#### Work required
Take every line from the listing below that includes "name" and copy it.

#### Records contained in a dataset

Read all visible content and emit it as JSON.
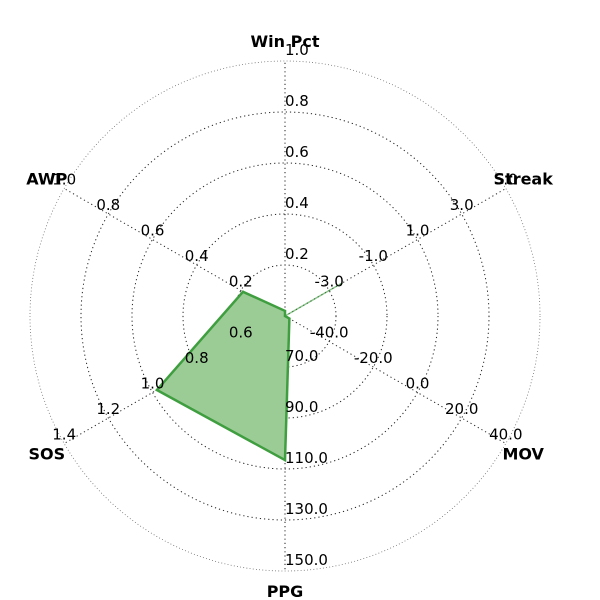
{
  "chart_data": {
    "type": "radar",
    "title": "",
    "grid": true,
    "axes": [
      {
        "name": "Win Pct",
        "ticks": [
          "0.2",
          "0.4",
          "0.6",
          "0.8",
          "1.0"
        ],
        "min": 0.0,
        "max": 1.0
      },
      {
        "name": "Streak",
        "ticks": [
          "-3.0",
          "-1.0",
          "1.0",
          "3.0",
          "5.0"
        ],
        "min": -5.0,
        "max": 5.0
      },
      {
        "name": "MOV",
        "ticks": [
          "-40.0",
          "-20.0",
          "0.0",
          "20.0",
          "40.0"
        ],
        "min": -60.0,
        "max": 40.0
      },
      {
        "name": "PPG",
        "ticks": [
          "70.0",
          "90.0",
          "110.0",
          "130.0",
          "150.0"
        ],
        "min": 50.0,
        "max": 150.0
      },
      {
        "name": "SOS",
        "ticks": [
          "0.6",
          "0.8",
          "1.0",
          "1.2",
          "1.4"
        ],
        "min": 0.4,
        "max": 1.4
      },
      {
        "name": "AWP",
        "ticks": [
          "0.2",
          "0.4",
          "0.6",
          "0.8",
          "1.0"
        ],
        "min": 0.0,
        "max": 1.0
      }
    ],
    "series": [
      {
        "values": [
          0.02,
          -5.0,
          -58.0,
          106.5,
          0.98,
          0.19
        ],
        "color": "#3f9e3f",
        "fill": "#9ccc96"
      }
    ]
  }
}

#### Task solution
        "name": "Win Pct",
        "name": "Streak",
        "name": "MOV",
        "name": "PPG",
        "name": "SOS",
        "name": "AWP",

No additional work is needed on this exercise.